→ **Material to process**
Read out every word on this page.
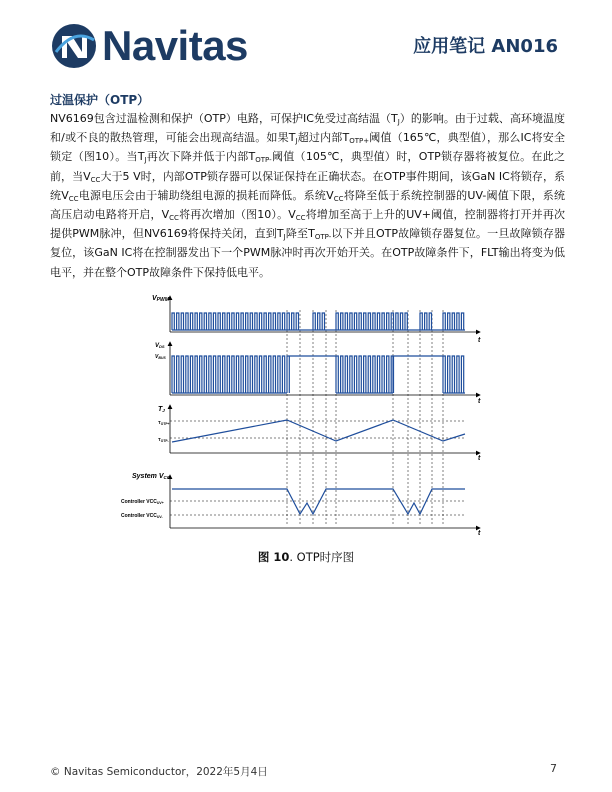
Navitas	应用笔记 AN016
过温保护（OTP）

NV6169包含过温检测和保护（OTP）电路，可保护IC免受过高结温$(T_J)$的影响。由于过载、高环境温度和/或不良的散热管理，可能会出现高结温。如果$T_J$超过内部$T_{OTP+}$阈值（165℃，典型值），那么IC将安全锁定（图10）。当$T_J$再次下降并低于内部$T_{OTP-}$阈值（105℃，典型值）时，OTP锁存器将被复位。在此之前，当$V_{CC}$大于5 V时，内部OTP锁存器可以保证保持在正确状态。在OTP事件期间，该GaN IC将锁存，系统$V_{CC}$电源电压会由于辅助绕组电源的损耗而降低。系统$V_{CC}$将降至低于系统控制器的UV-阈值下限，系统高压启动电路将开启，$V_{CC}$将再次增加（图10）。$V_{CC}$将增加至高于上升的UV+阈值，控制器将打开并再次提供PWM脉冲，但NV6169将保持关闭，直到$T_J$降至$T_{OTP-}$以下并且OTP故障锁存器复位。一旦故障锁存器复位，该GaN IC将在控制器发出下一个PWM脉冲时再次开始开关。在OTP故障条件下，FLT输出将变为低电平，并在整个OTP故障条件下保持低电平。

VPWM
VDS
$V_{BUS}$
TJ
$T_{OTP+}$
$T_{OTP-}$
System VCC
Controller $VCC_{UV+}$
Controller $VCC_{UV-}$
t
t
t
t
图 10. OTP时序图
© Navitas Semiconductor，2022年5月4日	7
--
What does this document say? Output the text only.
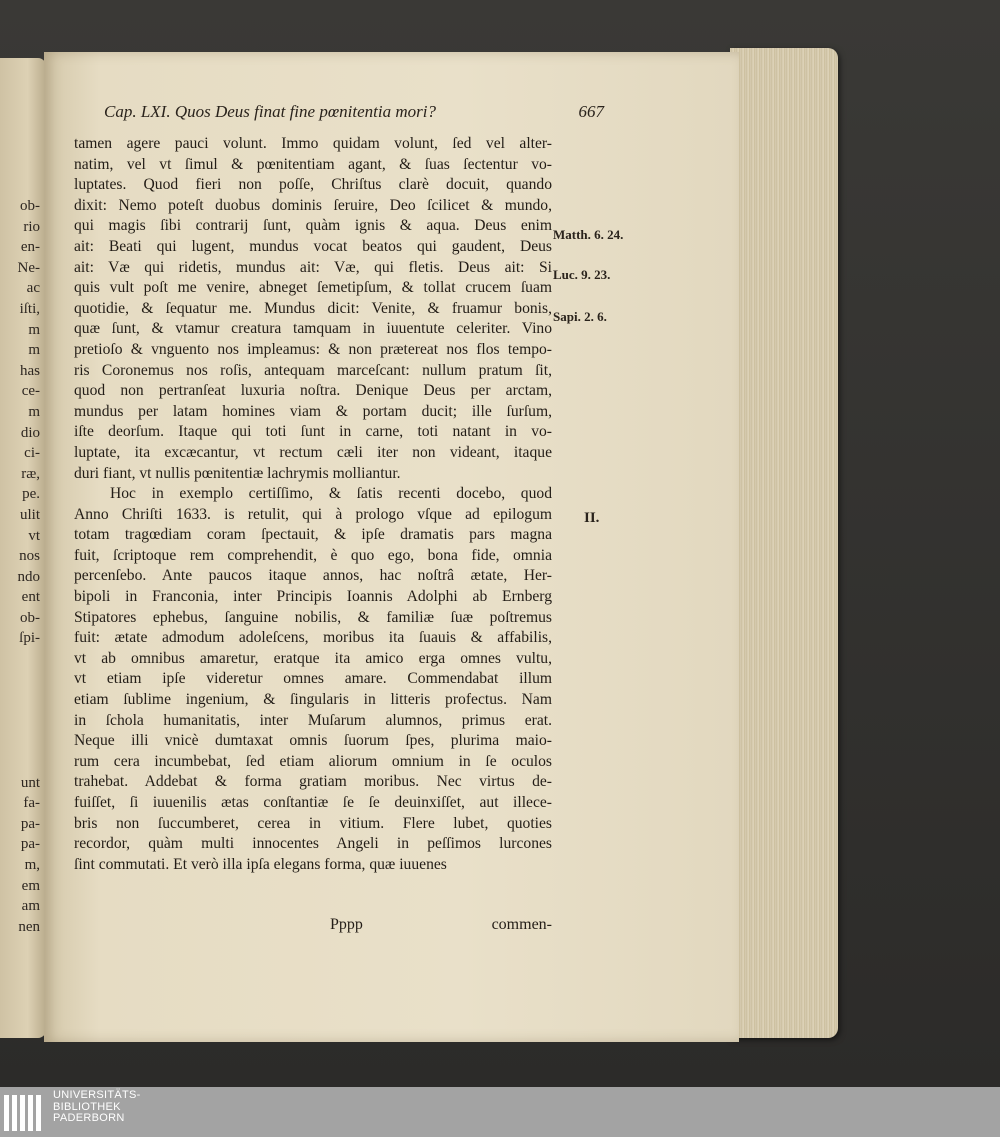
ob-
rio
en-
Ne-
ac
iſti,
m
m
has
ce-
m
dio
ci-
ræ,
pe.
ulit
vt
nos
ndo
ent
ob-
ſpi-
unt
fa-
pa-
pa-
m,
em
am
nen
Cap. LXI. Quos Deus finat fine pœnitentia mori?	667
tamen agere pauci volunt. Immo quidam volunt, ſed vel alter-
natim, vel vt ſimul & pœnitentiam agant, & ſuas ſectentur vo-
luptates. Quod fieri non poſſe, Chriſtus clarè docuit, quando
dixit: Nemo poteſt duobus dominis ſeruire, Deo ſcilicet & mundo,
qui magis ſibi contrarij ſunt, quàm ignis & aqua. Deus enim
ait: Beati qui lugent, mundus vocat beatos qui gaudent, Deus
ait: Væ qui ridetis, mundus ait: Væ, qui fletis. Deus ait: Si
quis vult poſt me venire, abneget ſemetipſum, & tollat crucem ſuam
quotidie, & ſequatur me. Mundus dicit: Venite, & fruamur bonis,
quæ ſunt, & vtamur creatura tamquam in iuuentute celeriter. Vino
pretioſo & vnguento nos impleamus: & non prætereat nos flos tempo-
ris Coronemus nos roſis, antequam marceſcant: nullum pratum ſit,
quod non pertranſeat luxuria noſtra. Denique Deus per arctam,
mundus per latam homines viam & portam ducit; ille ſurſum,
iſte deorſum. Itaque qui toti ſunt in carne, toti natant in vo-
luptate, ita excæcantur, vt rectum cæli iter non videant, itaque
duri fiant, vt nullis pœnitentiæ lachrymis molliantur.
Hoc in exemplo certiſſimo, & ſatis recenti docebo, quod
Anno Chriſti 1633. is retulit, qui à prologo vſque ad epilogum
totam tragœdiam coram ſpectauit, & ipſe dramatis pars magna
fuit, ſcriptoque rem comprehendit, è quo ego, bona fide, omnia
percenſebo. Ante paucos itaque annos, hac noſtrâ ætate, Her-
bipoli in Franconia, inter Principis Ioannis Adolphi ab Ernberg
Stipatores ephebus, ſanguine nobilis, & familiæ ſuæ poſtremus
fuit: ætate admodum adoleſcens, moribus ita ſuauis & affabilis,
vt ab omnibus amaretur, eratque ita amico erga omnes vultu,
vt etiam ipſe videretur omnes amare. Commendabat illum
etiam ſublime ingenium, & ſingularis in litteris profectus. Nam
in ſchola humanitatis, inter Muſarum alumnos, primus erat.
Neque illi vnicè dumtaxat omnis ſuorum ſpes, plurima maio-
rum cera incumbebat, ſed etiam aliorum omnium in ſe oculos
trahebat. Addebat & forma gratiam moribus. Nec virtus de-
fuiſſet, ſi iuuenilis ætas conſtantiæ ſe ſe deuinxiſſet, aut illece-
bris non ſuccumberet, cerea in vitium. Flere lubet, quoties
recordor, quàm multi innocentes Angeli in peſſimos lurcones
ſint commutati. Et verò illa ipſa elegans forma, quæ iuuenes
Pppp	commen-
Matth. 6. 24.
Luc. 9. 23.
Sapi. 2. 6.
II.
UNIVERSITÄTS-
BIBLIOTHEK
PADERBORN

→ **Problem to solve**
Collect the lines that hold "quàm".

→ **Output for this task**
qui magis ſibi contrarij ſunt, quàm ignis & aqua. Deus enim
recordor, quàm multi innocentes Angeli in peſſimos lurcones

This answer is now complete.